▶ _WHAT IS REQUIRED_: Pictures aside, repeat every entry exactly.

▶ _EXTRACTED MATERIAL_:
^^^^^^^^^^^^^^^^

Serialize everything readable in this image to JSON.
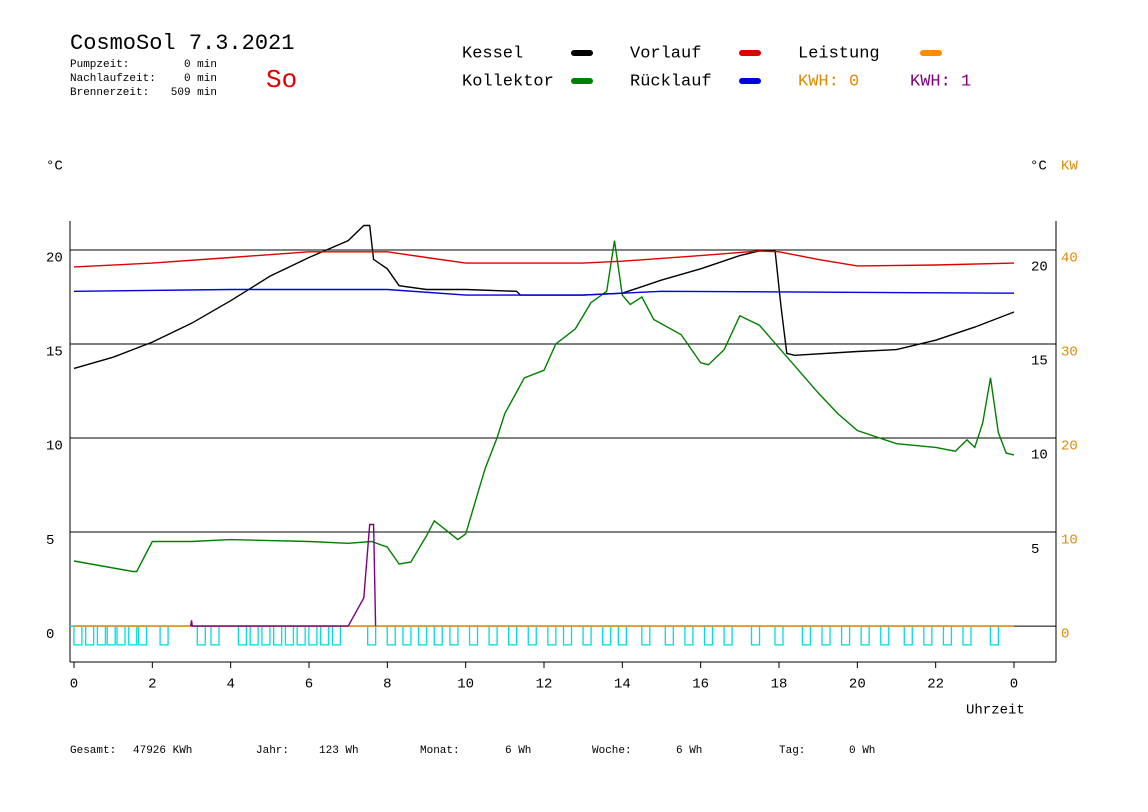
{
  "chart_data": {
    "type": "line",
    "title": "CosmoSol 7.3.2021",
    "day": "So",
    "stats": [
      {
        "label": "Pumpzeit:",
        "value": "0 min"
      },
      {
        "label": "Nachlaufzeit:",
        "value": "0 min"
      },
      {
        "label": "Brennerzeit:",
        "value": "509 min"
      }
    ],
    "y_label": "°C",
    "y2_label_c": "°C",
    "y2_label": "KW",
    "x_label": "Uhrzeit",
    "xlim": [
      0,
      25.5
    ],
    "xticks": [
      0,
      2,
      4,
      6,
      8,
      10,
      12,
      14,
      16,
      18,
      20,
      22,
      {
        "value": 24,
        "label": "0"
      }
    ],
    "ylim": [
      -1.91,
      21.54
    ],
    "yticks": [
      0,
      5,
      10,
      15,
      20
    ],
    "inner_yticks": [
      5,
      10,
      15,
      20
    ],
    "y2lim": [
      -3.83,
      43.08
    ],
    "y2ticks": [
      0,
      10,
      20,
      30,
      40
    ],
    "grid": true,
    "series": [
      {
        "name": "Kessel",
        "color": "#000000",
        "x": [
          0,
          1,
          2,
          3,
          4,
          5,
          6,
          7,
          7.4,
          7.55,
          7.65,
          8,
          8.3,
          9,
          10,
          11.3,
          11.4,
          13,
          14,
          15,
          16,
          17,
          17.5,
          17.9,
          18.05,
          18.2,
          18.4,
          20,
          21,
          22,
          23,
          24
        ],
        "values": [
          13.7,
          14.3,
          15.1,
          16.1,
          17.3,
          18.6,
          19.6,
          20.5,
          21.3,
          21.3,
          19.5,
          19.0,
          18.1,
          17.9,
          17.9,
          17.8,
          17.6,
          17.6,
          17.7,
          18.4,
          19.0,
          19.7,
          19.95,
          19.95,
          17,
          14.5,
          14.4,
          14.6,
          14.7,
          15.2,
          15.9,
          16.7
        ]
      },
      {
        "name": "Kollektor",
        "color": "#008000",
        "x": [
          0,
          1.5,
          1.6,
          2,
          3,
          4,
          6,
          7,
          7.6,
          8,
          8.3,
          8.6,
          9,
          9.2,
          9.5,
          9.8,
          10,
          10.3,
          10.5,
          10.8,
          11,
          11.5,
          12,
          12.3,
          12.8,
          13.2,
          13.6,
          13.8,
          14,
          14.2,
          14.5,
          14.8,
          15.5,
          16,
          16.2,
          16.6,
          17,
          17.5,
          18,
          18.5,
          19,
          19.5,
          20,
          21,
          22,
          22.5,
          22.8,
          23,
          23.2,
          23.4,
          23.6,
          23.8,
          24
        ],
        "values": [
          3.46,
          2.9,
          2.9,
          4.5,
          4.5,
          4.6,
          4.5,
          4.4,
          4.5,
          4.2,
          3.3,
          3.4,
          4.8,
          5.6,
          5.1,
          4.6,
          4.9,
          7.0,
          8.4,
          10.0,
          11.3,
          13.2,
          13.6,
          15.0,
          15.8,
          17.2,
          17.8,
          20.5,
          17.6,
          17.1,
          17.5,
          16.3,
          15.5,
          14.0,
          13.9,
          14.7,
          16.5,
          16.0,
          14.8,
          13.6,
          12.4,
          11.3,
          10.4,
          9.7,
          9.5,
          9.3,
          9.9,
          9.5,
          10.8,
          13.2,
          10.3,
          9.2,
          9.1
        ]
      },
      {
        "name": "Vorlauf",
        "color": "#e00000",
        "x": [
          0,
          2,
          4,
          6,
          8,
          9,
          10,
          13,
          14,
          16,
          17.5,
          18,
          19,
          20,
          22,
          24
        ],
        "values": [
          19.1,
          19.3,
          19.6,
          19.9,
          19.9,
          19.6,
          19.3,
          19.3,
          19.4,
          19.7,
          19.95,
          19.9,
          19.5,
          19.15,
          19.2,
          19.3
        ]
      },
      {
        "name": "Rücklauf",
        "color": "#0000e0",
        "x": [
          0,
          4,
          8,
          10,
          13,
          15,
          24
        ],
        "values": [
          17.8,
          17.9,
          17.9,
          17.6,
          17.6,
          17.8,
          17.7
        ]
      },
      {
        "name": "Leistung",
        "color": "#ff8c00",
        "axis": "y2",
        "x": [
          0,
          24
        ],
        "values": [
          0,
          0
        ]
      }
    ],
    "kwh": [
      {
        "name": "KWH: 0",
        "color": "#e08a00"
      },
      {
        "name": "KWH: 1",
        "color": "#800080",
        "x": [
          2.98,
          3.0,
          3.02,
          7.0,
          7.4,
          7.55,
          7.65,
          7.7
        ],
        "values": [
          0,
          0.3,
          0,
          0,
          1.5,
          5.4,
          5.4,
          0
        ]
      }
    ],
    "pump": {
      "color": "#00dede",
      "x": [
        0.1,
        0.4,
        0.7,
        0.95,
        1.2,
        1.5,
        1.75,
        2.3,
        3.25,
        3.6,
        4.3,
        4.6,
        4.9,
        5.2,
        5.5,
        5.8,
        6.1,
        6.4,
        6.7,
        7.6,
        8.1,
        8.5,
        8.9,
        9.3,
        9.7,
        10.2,
        10.7,
        11.2,
        11.7,
        12.2,
        12.6,
        13.1,
        13.6,
        14.0,
        14.6,
        15.2,
        15.7,
        16.2,
        16.7,
        17.4,
        18.0,
        18.7,
        19.2,
        19.7,
        20.2,
        20.7,
        21.3,
        21.8,
        22.3,
        22.8,
        23.5
      ],
      "values": [
        -1,
        -1,
        -1,
        -1,
        -1,
        -1,
        -1,
        -1,
        -1,
        -1,
        -1,
        -1,
        -1,
        -1,
        -1,
        -1,
        -1,
        -1,
        -1,
        -1,
        -1,
        -1,
        -1,
        -1,
        -1,
        -1,
        -1,
        -1,
        -1,
        -1,
        -1,
        -1,
        -1,
        -1,
        -1,
        -1,
        -1,
        -1,
        -1,
        -1,
        -1,
        -1,
        -1,
        -1,
        -1,
        -1,
        -1,
        -1,
        -1,
        -1,
        -1
      ]
    },
    "totals": [
      {
        "label": "Gesamt:",
        "value": "47926 KWh"
      },
      {
        "label": "Jahr:",
        "value": "123 Wh"
      },
      {
        "label": "Monat:",
        "value": "6 Wh"
      },
      {
        "label": "Woche:",
        "value": "6 Wh"
      },
      {
        "label": "Tag:",
        "value": "0 Wh"
      }
    ]
  }
}
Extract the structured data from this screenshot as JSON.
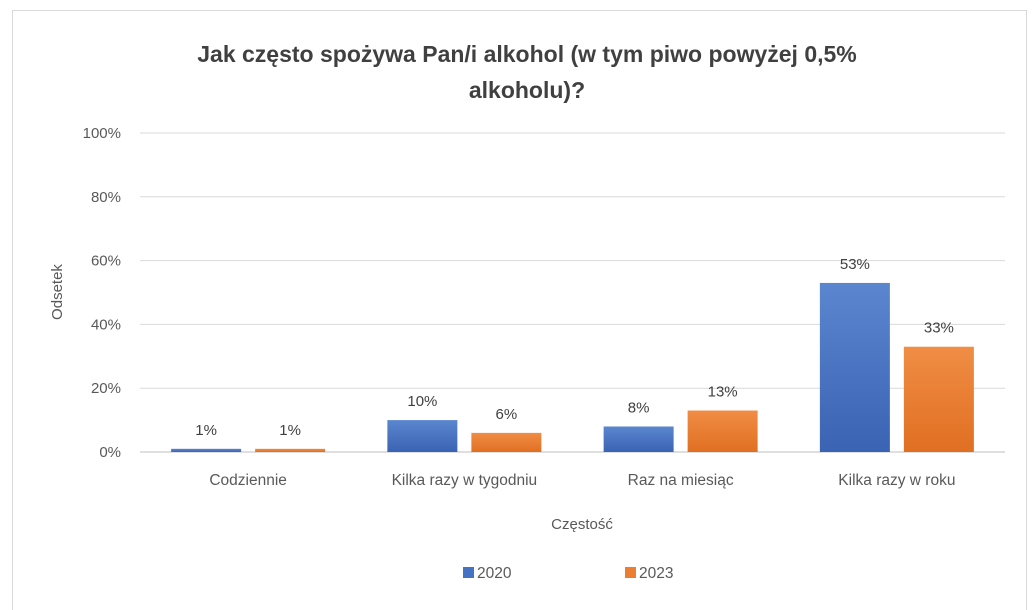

^^^^^^^^^^^^^^^^

▶ _SOLUTION BELOW_:
Serialize everything readable in this image to JSON.
{
  "chart_data": {
    "type": "line",
    "title": "CosmoSol 7.3.2021",
    "day": "So",
    "stats": [
      {
        "label": "Pumpzeit:",
        "value": "0 min"
      },
      {
        "label": "Nachlaufzeit:",
        "value": "0 min"
      },
      {
        "label": "Brennerzeit:",
        "value": "509 min"
      }
    ],
    "y_label": "°C",
    "y2_label_c": "°C",
    "y2_label": "KW",
    "x_label": "Uhrzeit",
    "xlim": [
      0,
      25.5
    ],
    "xticks": [
      0,
      2,
      4,
      6,
      8,
      10,
      12,
      14,
      16,
      18,
      20,
      22,
      {
        "value": 24,
        "label": "0"
      }
    ],
    "ylim": [
      -1.91,
      21.54
    ],
    "yticks": [
      0,
      5,
      10,
      15,
      20
    ],
    "inner_yticks": [
      5,
      10,
      15,
      20
    ],
    "y2lim": [
      -3.83,
      43.08
    ],
    "y2ticks": [
      0,
      10,
      20,
      30,
      40
    ],
    "grid": true,
    "series": [
      {
        "name": "Kessel",
        "color": "#000000",
        "x": [
          0,
          1,
          2,
          3,
          4,
          5,
          6,
          7,
          7.4,
          7.55,
          7.65,
          8,
          8.3,
          9,
          10,
          11.3,
          11.4,
          13,
          14,
          15,
          16,
          17,
          17.5,
          17.9,
          18.05,
          18.2,
          18.4,
          20,
          21,
          22,
          23,
          24
        ],
        "values": [
          13.7,
          14.3,
          15.1,
          16.1,
          17.3,
          18.6,
          19.6,
          20.5,
          21.3,
          21.3,
          19.5,
          19.0,
          18.1,
          17.9,
          17.9,
          17.8,
          17.6,
          17.6,
          17.7,
          18.4,
          19.0,
          19.7,
          19.95,
          19.95,
          17,
          14.5,
          14.4,
          14.6,
          14.7,
          15.2,
          15.9,
          16.7
        ]
      },
      {
        "name": "Kollektor",
        "color": "#008000",
        "x": [
          0,
          1.5,
          1.6,
          2,
          3,
          4,
          6,
          7,
          7.6,
          8,
          8.3,
          8.6,
          9,
          9.2,
          9.5,
          9.8,
          10,
          10.3,
          10.5,
          10.8,
          11,
          11.5,
          12,
          12.3,
          12.8,
          13.2,
          13.6,
          13.8,
          14,
          14.2,
          14.5,
          14.8,
          15.5,
          16,
          16.2,
          16.6,
          17,
          17.5,
          18,
          18.5,
          19,
          19.5,
          20,
          21,
          22,
          22.5,
          22.8,
          23,
          23.2,
          23.4,
          23.6,
          23.8,
          24
        ],
        "values": [
          3.46,
          2.9,
          2.9,
          4.5,
          4.5,
          4.6,
          4.5,
          4.4,
          4.5,
          4.2,
          3.3,
          3.4,
          4.8,
          5.6,
          5.1,
          4.6,
          4.9,
          7.0,
          8.4,
          10.0,
          11.3,
          13.2,
          13.6,
          15.0,
          15.8,
          17.2,
          17.8,
          20.5,
          17.6,
          17.1,
          17.5,
          16.3,
          15.5,
          14.0,
          13.9,
          14.7,
          16.5,
          16.0,
          14.8,
          13.6,
          12.4,
          11.3,
          10.4,
          9.7,
          9.5,
          9.3,
          9.9,
          9.5,
          10.8,
          13.2,
          10.3,
          9.2,
          9.1
        ]
      },
      {
        "name": "Vorlauf",
        "color": "#e00000",
        "x": [
          0,
          2,
          4,
          6,
          8,
          9,
          10,
          13,
          14,
          16,
          17.5,
          18,
          19,
          20,
          22,
          24
        ],
        "values": [
          19.1,
          19.3,
          19.6,
          19.9,
          19.9,
          19.6,
          19.3,
          19.3,
          19.4,
          19.7,
          19.95,
          19.9,
          19.5,
          19.15,
          19.2,
          19.3
        ]
      },
      {
        "name": "Rücklauf",
        "color": "#0000e0",
        "x": [
          0,
          4,
          8,
          10,
          13,
          15,
          24
        ],
        "values": [
          17.8,
          17.9,
          17.9,
          17.6,
          17.6,
          17.8,
          17.7
        ]
      },
      {
        "name": "Leistung",
        "color": "#ff8c00",
        "axis": "y2",
        "x": [
          0,
          24
        ],
        "values": [
          0,
          0
        ]
      }
    ],
    "kwh": [
      {
        "name": "KWH: 0",
        "color": "#e08a00"
      },
      {
        "name": "KWH: 1",
        "color": "#800080",
        "x": [
          2.98,
          3.0,
          3.02,
          7.0,
          7.4,
          7.55,
          7.65,
          7.7
        ],
        "values": [
          0,
          0.3,
          0,
          0,
          1.5,
          5.4,
          5.4,
          0
        ]
      }
    ],
    "pump": {
      "color": "#00dede",
      "x": [
        0.1,
        0.4,
        0.7,
        0.95,
        1.2,
        1.5,
        1.75,
        2.3,
        3.25,
        3.6,
        4.3,
        4.6,
        4.9,
        5.2,
        5.5,
        5.8,
        6.1,
        6.4,
        6.7,
        7.6,
        8.1,
        8.5,
        8.9,
        9.3,
        9.7,
        10.2,
        10.7,
        11.2,
        11.7,
        12.2,
        12.6,
        13.1,
        13.6,
        14.0,
        14.6,
        15.2,
        15.7,
        16.2,
        16.7,
        17.4,
        18.0,
        18.7,
        19.2,
        19.7,
        20.2,
        20.7,
        21.3,
        21.8,
        22.3,
        22.8,
        23.5
      ],
      "values": [
        -1,
        -1,
        -1,
        -1,
        -1,
        -1,
        -1,
        -1,
        -1,
        -1,
        -1,
        -1,
        -1,
        -1,
        -1,
        -1,
        -1,
        -1,
        -1,
        -1,
        -1,
        -1,
        -1,
        -1,
        -1,
        -1,
        -1,
        -1,
        -1,
        -1,
        -1,
        -1,
        -1,
        -1,
        -1,
        -1,
        -1,
        -1,
        -1,
        -1,
        -1,
        -1,
        -1,
        -1,
        -1,
        -1,
        -1,
        -1,
        -1,
        -1,
        -1
      ]
    },
    "totals": [
      {
        "label": "Gesamt:",
        "value": "47926 KWh"
      },
      {
        "label": "Jahr:",
        "value": "123 Wh"
      },
      {
        "label": "Monat:",
        "value": "6 Wh"
      },
      {
        "label": "Woche:",
        "value": "6 Wh"
      },
      {
        "label": "Tag:",
        "value": "0 Wh"
      }
    ]
  }
}
Extract the structured data from this screenshot as JSON.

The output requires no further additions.